Excerpt from a dataset:
⁂

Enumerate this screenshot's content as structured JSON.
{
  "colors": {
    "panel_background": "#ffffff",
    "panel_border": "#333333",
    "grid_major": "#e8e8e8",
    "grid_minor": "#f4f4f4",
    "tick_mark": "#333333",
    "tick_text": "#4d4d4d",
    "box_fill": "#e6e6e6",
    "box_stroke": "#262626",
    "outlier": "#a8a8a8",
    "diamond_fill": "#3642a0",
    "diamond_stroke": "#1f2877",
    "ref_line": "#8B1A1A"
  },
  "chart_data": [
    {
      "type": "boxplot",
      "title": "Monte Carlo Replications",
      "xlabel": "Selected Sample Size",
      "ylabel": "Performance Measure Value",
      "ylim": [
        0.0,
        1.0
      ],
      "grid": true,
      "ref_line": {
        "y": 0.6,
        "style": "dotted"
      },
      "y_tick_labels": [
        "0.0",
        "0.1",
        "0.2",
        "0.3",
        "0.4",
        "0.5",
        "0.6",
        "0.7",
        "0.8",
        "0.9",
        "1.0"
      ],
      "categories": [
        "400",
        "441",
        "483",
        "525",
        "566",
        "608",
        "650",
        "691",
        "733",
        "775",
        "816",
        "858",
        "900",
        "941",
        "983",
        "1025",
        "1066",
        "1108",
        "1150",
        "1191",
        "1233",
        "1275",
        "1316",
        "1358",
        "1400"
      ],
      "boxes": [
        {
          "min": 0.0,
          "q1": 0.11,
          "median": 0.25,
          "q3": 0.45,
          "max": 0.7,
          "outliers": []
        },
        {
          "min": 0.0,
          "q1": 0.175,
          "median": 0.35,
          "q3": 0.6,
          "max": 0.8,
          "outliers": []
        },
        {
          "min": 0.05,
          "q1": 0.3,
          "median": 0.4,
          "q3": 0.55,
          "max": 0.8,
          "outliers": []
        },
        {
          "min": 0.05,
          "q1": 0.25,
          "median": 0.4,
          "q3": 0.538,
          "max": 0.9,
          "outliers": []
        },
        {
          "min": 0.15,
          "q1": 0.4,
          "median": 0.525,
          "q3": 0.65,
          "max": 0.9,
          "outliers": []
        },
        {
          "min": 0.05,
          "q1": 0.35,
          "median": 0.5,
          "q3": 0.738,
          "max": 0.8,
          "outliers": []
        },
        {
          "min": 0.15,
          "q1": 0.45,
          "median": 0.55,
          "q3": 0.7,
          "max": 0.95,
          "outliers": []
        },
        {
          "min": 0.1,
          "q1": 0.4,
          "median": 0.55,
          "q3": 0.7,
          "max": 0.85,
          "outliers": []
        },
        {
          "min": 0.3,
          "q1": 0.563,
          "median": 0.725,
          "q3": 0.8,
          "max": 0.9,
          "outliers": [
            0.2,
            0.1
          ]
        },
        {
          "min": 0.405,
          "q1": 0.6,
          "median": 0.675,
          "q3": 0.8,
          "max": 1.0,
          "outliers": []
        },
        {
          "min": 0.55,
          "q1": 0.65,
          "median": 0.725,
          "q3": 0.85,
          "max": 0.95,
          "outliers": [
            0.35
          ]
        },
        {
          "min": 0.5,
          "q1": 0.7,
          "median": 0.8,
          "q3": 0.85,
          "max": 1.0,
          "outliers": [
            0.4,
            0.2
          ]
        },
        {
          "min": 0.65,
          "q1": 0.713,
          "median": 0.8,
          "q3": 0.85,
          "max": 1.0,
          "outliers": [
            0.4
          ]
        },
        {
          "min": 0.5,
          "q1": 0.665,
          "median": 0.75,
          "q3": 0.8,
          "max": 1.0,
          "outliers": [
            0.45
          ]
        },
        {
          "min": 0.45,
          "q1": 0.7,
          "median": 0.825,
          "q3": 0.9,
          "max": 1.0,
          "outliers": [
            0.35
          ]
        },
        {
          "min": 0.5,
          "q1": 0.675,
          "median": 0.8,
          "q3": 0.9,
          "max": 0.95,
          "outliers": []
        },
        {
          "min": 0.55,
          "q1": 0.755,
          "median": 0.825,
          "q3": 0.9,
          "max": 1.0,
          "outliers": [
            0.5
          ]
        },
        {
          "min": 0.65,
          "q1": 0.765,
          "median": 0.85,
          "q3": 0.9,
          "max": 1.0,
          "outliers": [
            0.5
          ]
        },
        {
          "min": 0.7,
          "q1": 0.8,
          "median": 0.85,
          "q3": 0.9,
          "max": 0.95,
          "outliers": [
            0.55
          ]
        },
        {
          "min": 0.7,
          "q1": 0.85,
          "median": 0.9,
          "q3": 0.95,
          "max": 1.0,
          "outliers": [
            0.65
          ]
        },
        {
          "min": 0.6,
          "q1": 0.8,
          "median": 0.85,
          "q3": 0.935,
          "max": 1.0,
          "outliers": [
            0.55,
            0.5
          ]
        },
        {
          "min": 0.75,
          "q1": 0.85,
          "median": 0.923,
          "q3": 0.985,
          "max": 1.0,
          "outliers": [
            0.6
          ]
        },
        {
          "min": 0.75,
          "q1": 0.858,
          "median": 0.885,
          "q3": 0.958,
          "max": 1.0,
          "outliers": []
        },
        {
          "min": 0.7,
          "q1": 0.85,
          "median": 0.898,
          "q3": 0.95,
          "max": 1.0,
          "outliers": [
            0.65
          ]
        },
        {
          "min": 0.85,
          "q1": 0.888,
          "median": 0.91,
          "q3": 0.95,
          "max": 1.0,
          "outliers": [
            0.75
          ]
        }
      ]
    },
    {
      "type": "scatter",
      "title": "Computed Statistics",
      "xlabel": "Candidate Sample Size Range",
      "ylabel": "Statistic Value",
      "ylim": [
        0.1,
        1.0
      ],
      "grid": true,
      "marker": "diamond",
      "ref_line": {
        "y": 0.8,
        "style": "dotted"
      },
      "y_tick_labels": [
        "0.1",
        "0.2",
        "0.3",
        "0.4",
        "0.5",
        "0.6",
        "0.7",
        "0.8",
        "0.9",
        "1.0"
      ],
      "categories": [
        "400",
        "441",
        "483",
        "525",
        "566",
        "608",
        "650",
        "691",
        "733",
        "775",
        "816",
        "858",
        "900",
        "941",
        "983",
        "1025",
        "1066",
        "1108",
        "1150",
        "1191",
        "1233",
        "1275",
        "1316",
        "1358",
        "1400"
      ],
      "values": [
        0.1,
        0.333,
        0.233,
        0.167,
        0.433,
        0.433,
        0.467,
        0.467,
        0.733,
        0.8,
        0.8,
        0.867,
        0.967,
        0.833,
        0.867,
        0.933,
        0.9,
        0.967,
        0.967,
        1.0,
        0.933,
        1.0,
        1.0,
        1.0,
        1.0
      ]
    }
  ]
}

⁂

▶ Given instruction
Write the data back out verbatim.

▶ Completed task
Enumerate this screenshot's content as structured JSON.
{
  "colors": {
    "panel_background": "#ffffff",
    "panel_border": "#333333",
    "grid_major": "#e8e8e8",
    "grid_minor": "#f4f4f4",
    "tick_mark": "#333333",
    "tick_text": "#4d4d4d",
    "box_fill": "#e6e6e6",
    "box_stroke": "#262626",
    "outlier": "#a8a8a8",
    "diamond_fill": "#3642a0",
    "diamond_stroke": "#1f2877",
    "ref_line": "#8B1A1A"
  },
  "chart_data": [
    {
      "type": "boxplot",
      "title": "Monte Carlo Replications",
      "xlabel": "Selected Sample Size",
      "ylabel": "Performance Measure Value",
      "ylim": [
        0.0,
        1.0
      ],
      "grid": true,
      "ref_line": {
        "y": 0.6,
        "style": "dotted"
      },
      "y_tick_labels": [
        "0.0",
        "0.1",
        "0.2",
        "0.3",
        "0.4",
        "0.5",
        "0.6",
        "0.7",
        "0.8",
        "0.9",
        "1.0"
      ],
      "categories": [
        "400",
        "441",
        "483",
        "525",
        "566",
        "608",
        "650",
        "691",
        "733",
        "775",
        "816",
        "858",
        "900",
        "941",
        "983",
        "1025",
        "1066",
        "1108",
        "1150",
        "1191",
        "1233",
        "1275",
        "1316",
        "1358",
        "1400"
      ],
      "boxes": [
        {
          "min": 0.0,
          "q1": 0.11,
          "median": 0.25,
          "q3": 0.45,
          "max": 0.7,
          "outliers": []
        },
        {
          "min": 0.0,
          "q1": 0.175,
          "median": 0.35,
          "q3": 0.6,
          "max": 0.8,
          "outliers": []
        },
        {
          "min": 0.05,
          "q1": 0.3,
          "median": 0.4,
          "q3": 0.55,
          "max": 0.8,
          "outliers": []
        },
        {
          "min": 0.05,
          "q1": 0.25,
          "median": 0.4,
          "q3": 0.538,
          "max": 0.9,
          "outliers": []
        },
        {
          "min": 0.15,
          "q1": 0.4,
          "median": 0.525,
          "q3": 0.65,
          "max": 0.9,
          "outliers": []
        },
        {
          "min": 0.05,
          "q1": 0.35,
          "median": 0.5,
          "q3": 0.738,
          "max": 0.8,
          "outliers": []
        },
        {
          "min": 0.15,
          "q1": 0.45,
          "median": 0.55,
          "q3": 0.7,
          "max": 0.95,
          "outliers": []
        },
        {
          "min": 0.1,
          "q1": 0.4,
          "median": 0.55,
          "q3": 0.7,
          "max": 0.85,
          "outliers": []
        },
        {
          "min": 0.3,
          "q1": 0.563,
          "median": 0.725,
          "q3": 0.8,
          "max": 0.9,
          "outliers": [
            0.2,
            0.1
          ]
        },
        {
          "min": 0.405,
          "q1": 0.6,
          "median": 0.675,
          "q3": 0.8,
          "max": 1.0,
          "outliers": []
        },
        {
          "min": 0.55,
          "q1": 0.65,
          "median": 0.725,
          "q3": 0.85,
          "max": 0.95,
          "outliers": [
            0.35
          ]
        },
        {
          "min": 0.5,
          "q1": 0.7,
          "median": 0.8,
          "q3": 0.85,
          "max": 1.0,
          "outliers": [
            0.4,
            0.2
          ]
        },
        {
          "min": 0.65,
          "q1": 0.713,
          "median": 0.8,
          "q3": 0.85,
          "max": 1.0,
          "outliers": [
            0.4
          ]
        },
        {
          "min": 0.5,
          "q1": 0.665,
          "median": 0.75,
          "q3": 0.8,
          "max": 1.0,
          "outliers": [
            0.45
          ]
        },
        {
          "min": 0.45,
          "q1": 0.7,
          "median": 0.825,
          "q3": 0.9,
          "max": 1.0,
          "outliers": [
            0.35
          ]
        },
        {
          "min": 0.5,
          "q1": 0.675,
          "median": 0.8,
          "q3": 0.9,
          "max": 0.95,
          "outliers": []
        },
        {
          "min": 0.55,
          "q1": 0.755,
          "median": 0.825,
          "q3": 0.9,
          "max": 1.0,
          "outliers": [
            0.5
          ]
        },
        {
          "min": 0.65,
          "q1": 0.765,
          "median": 0.85,
          "q3": 0.9,
          "max": 1.0,
          "outliers": [
            0.5
          ]
        },
        {
          "min": 0.7,
          "q1": 0.8,
          "median": 0.85,
          "q3": 0.9,
          "max": 0.95,
          "outliers": [
            0.55
          ]
        },
        {
          "min": 0.7,
          "q1": 0.85,
          "median": 0.9,
          "q3": 0.95,
          "max": 1.0,
          "outliers": [
            0.65
          ]
        },
        {
          "min": 0.6,
          "q1": 0.8,
          "median": 0.85,
          "q3": 0.935,
          "max": 1.0,
          "outliers": [
            0.55,
            0.5
          ]
        },
        {
          "min": 0.75,
          "q1": 0.85,
          "median": 0.923,
          "q3": 0.985,
          "max": 1.0,
          "outliers": [
            0.6
          ]
        },
        {
          "min": 0.75,
          "q1": 0.858,
          "median": 0.885,
          "q3": 0.958,
          "max": 1.0,
          "outliers": []
        },
        {
          "min": 0.7,
          "q1": 0.85,
          "median": 0.898,
          "q3": 0.95,
          "max": 1.0,
          "outliers": [
            0.65
          ]
        },
        {
          "min": 0.85,
          "q1": 0.888,
          "median": 0.91,
          "q3": 0.95,
          "max": 1.0,
          "outliers": [
            0.75
          ]
        }
      ]
    },
    {
      "type": "scatter",
      "title": "Computed Statistics",
      "xlabel": "Candidate Sample Size Range",
      "ylabel": "Statistic Value",
      "ylim": [
        0.1,
        1.0
      ],
      "grid": true,
      "marker": "diamond",
      "ref_line": {
        "y": 0.8,
        "style": "dotted"
      },
      "y_tick_labels": [
        "0.1",
        "0.2",
        "0.3",
        "0.4",
        "0.5",
        "0.6",
        "0.7",
        "0.8",
        "0.9",
        "1.0"
      ],
      "categories": [
        "400",
        "441",
        "483",
        "525",
        "566",
        "608",
        "650",
        "691",
        "733",
        "775",
        "816",
        "858",
        "900",
        "941",
        "983",
        "1025",
        "1066",
        "1108",
        "1150",
        "1191",
        "1233",
        "1275",
        "1316",
        "1358",
        "1400"
      ],
      "values": [
        0.1,
        0.333,
        0.233,
        0.167,
        0.433,
        0.433,
        0.467,
        0.467,
        0.733,
        0.8,
        0.8,
        0.867,
        0.967,
        0.833,
        0.867,
        0.933,
        0.9,
        0.967,
        0.967,
        1.0,
        0.933,
        1.0,
        1.0,
        1.0,
        1.0
      ]
    }
  ]
}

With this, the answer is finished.